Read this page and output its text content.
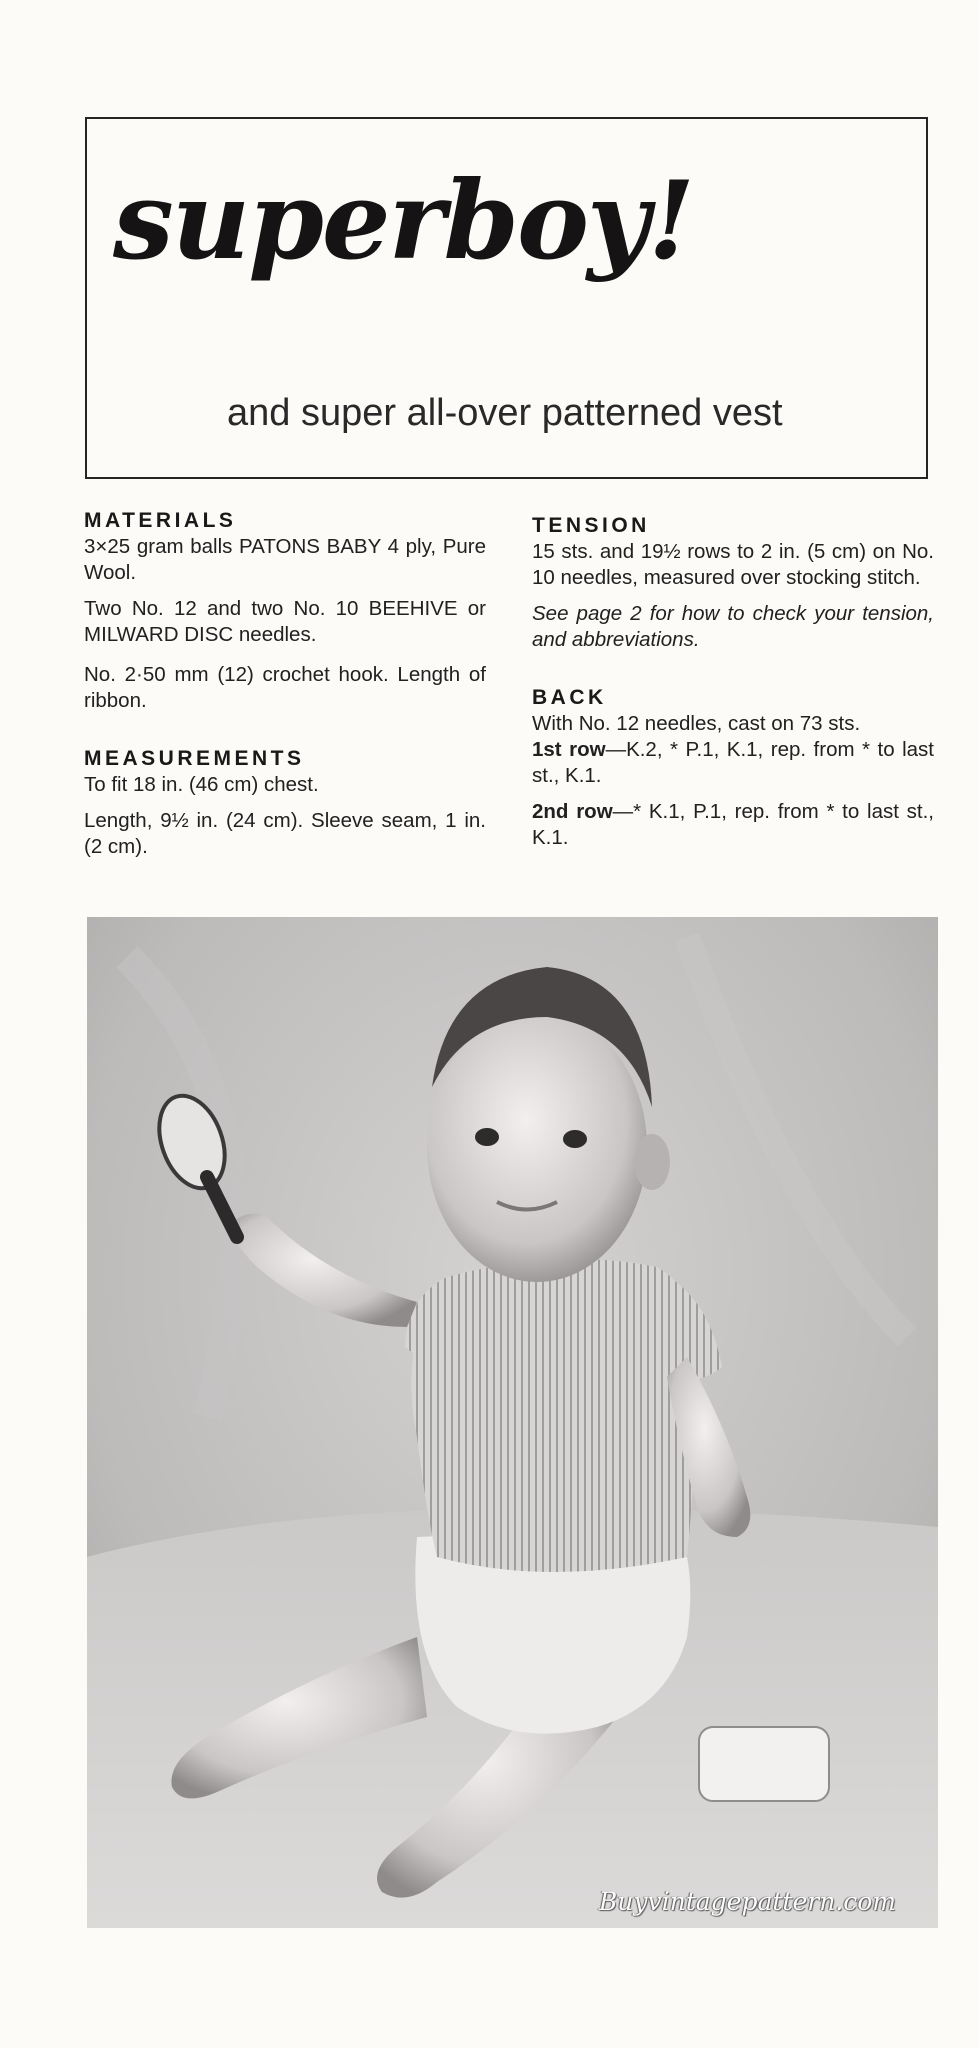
superboy!
and super all-over patterned vest
MATERIALS

3×25 gram balls PATONS BABY 4 ply, Pure Wool.

Two No. 12 and two No. 10 BEEHIVE or MILWARD DISC needles.

No. 2·50 mm (12) crochet hook. Length of ribbon.

MEASUREMENTS

To fit 18 in. (46 cm) chest.

Length, 9½ in. (24 cm). Sleeve seam, 1 in. (2 cm).

TENSION

15 sts. and 19½ rows to 2 in. (5 cm) on No. 10 needles, measured over stocking stitch.

See page 2 for how to check your tension, and abbreviations.

BACK

With No. 12 needles, cast on 73 sts.

1st row—K.2, * P.1, K.1, rep. from * to last st., K.1.

2nd row—* K.1, P.1, rep. from * to last st., K.1.

Buyvintagepattern.com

:::::

Repeat all of the records verbatim, leaving out the pictures.

▶ **SOLUTION TO THE PROBLEM**
Read this page and output its text content.
superboy!
and super all-over patterned vest
MATERIALS

3×25 gram balls PATONS BABY 4 ply, Pure Wool.

Two No. 12 and two No. 10 BEEHIVE or MILWARD DISC needles.

No. 2·50 mm (12) crochet hook. Length of ribbon.

MEASUREMENTS

To fit 18 in. (46 cm) chest.

Length, 9½ in. (24 cm). Sleeve seam, 1 in. (2 cm).

TENSION

15 sts. and 19½ rows to 2 in. (5 cm) on No. 10 needles, measured over stocking stitch.

See page 2 for how to check your tension, and abbreviations.

BACK

With No. 12 needles, cast on 73 sts.

1st row—K.2, * P.1, K.1, rep. from * to last st., K.1.

2nd row—* K.1, P.1, rep. from * to last st., K.1.

Buyvintagepattern.com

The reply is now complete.